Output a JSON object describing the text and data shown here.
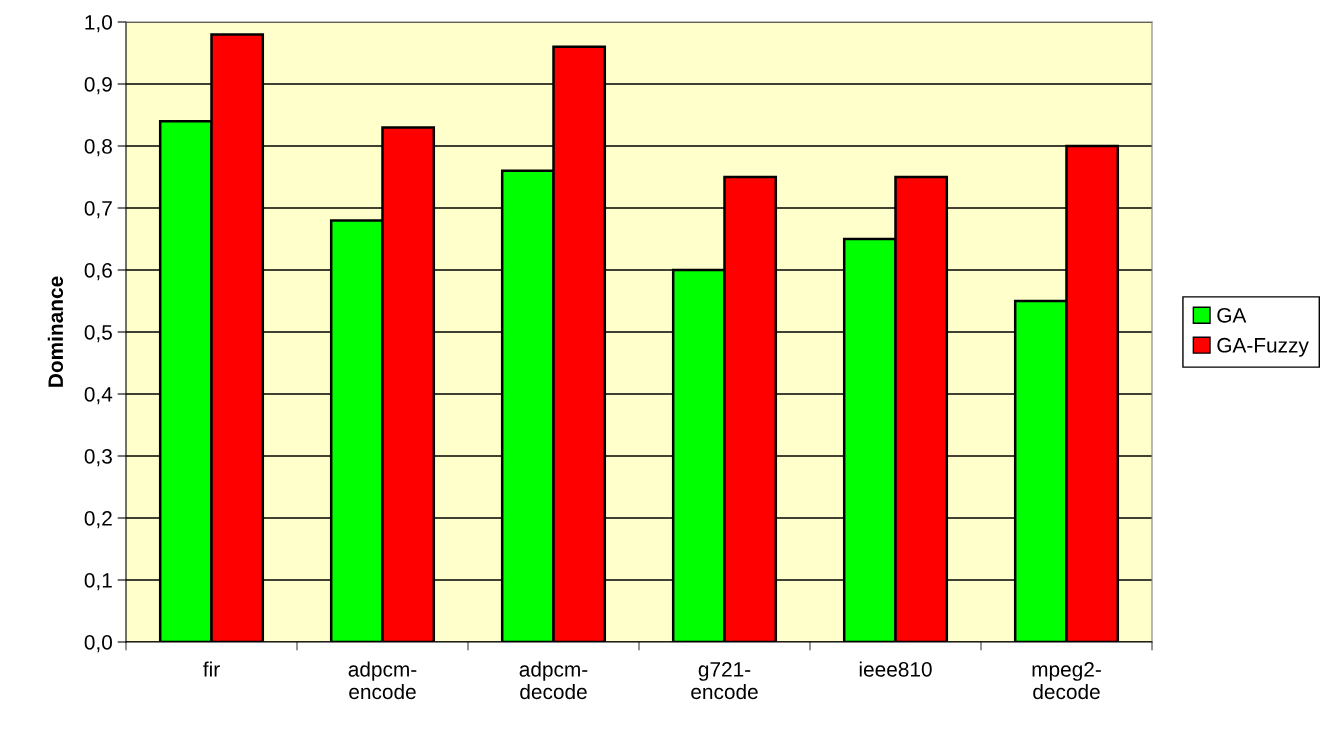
{
  "chart_data": {
    "type": "bar",
    "ylabel": "Dominance",
    "categories": [
      "fir",
      "adpcm-\nencode",
      "adpcm-\ndecode",
      "g721-\nencode",
      "ieee810",
      "mpeg2-\ndecode"
    ],
    "series": [
      {
        "name": "GA",
        "color": "#00ff00",
        "values": [
          0.84,
          0.68,
          0.76,
          0.6,
          0.65,
          0.55
        ]
      },
      {
        "name": "GA-Fuzzy",
        "color": "#ff0000",
        "values": [
          0.98,
          0.83,
          0.96,
          0.75,
          0.75,
          0.8
        ]
      }
    ],
    "ylim": [
      0,
      1
    ],
    "yticks": [
      {
        "value": 0,
        "label": "0,0"
      },
      {
        "value": 0.1,
        "label": "0,1"
      },
      {
        "value": 0.2,
        "label": "0,2"
      },
      {
        "value": 0.3,
        "label": "0,3"
      },
      {
        "value": 0.4,
        "label": "0,4"
      },
      {
        "value": 0.5,
        "label": "0,5"
      },
      {
        "value": 0.6,
        "label": "0,6"
      },
      {
        "value": 0.7,
        "label": "0,7"
      },
      {
        "value": 0.8,
        "label": "0,8"
      },
      {
        "value": 0.9,
        "label": "0,9"
      },
      {
        "value": 1,
        "label": "1,0"
      }
    ],
    "grid": "y",
    "legend": "right"
  }
}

▬▬▬▬▬▬

* _WHAT IS BEING ASKED_
With the pictures omitted, reproduce the records in full and exactly.

* _RESULT OF THIS TASK_
Output a JSON object describing the text and data shown here.
{
  "chart_data": {
    "type": "bar",
    "ylabel": "Dominance",
    "categories": [
      "fir",
      "adpcm-\nencode",
      "adpcm-\ndecode",
      "g721-\nencode",
      "ieee810",
      "mpeg2-\ndecode"
    ],
    "series": [
      {
        "name": "GA",
        "color": "#00ff00",
        "values": [
          0.84,
          0.68,
          0.76,
          0.6,
          0.65,
          0.55
        ]
      },
      {
        "name": "GA-Fuzzy",
        "color": "#ff0000",
        "values": [
          0.98,
          0.83,
          0.96,
          0.75,
          0.75,
          0.8
        ]
      }
    ],
    "ylim": [
      0,
      1
    ],
    "yticks": [
      {
        "value": 0,
        "label": "0,0"
      },
      {
        "value": 0.1,
        "label": "0,1"
      },
      {
        "value": 0.2,
        "label": "0,2"
      },
      {
        "value": 0.3,
        "label": "0,3"
      },
      {
        "value": 0.4,
        "label": "0,4"
      },
      {
        "value": 0.5,
        "label": "0,5"
      },
      {
        "value": 0.6,
        "label": "0,6"
      },
      {
        "value": 0.7,
        "label": "0,7"
      },
      {
        "value": 0.8,
        "label": "0,8"
      },
      {
        "value": 0.9,
        "label": "0,9"
      },
      {
        "value": 1,
        "label": "1,0"
      }
    ],
    "grid": "y",
    "legend": "right"
  }
}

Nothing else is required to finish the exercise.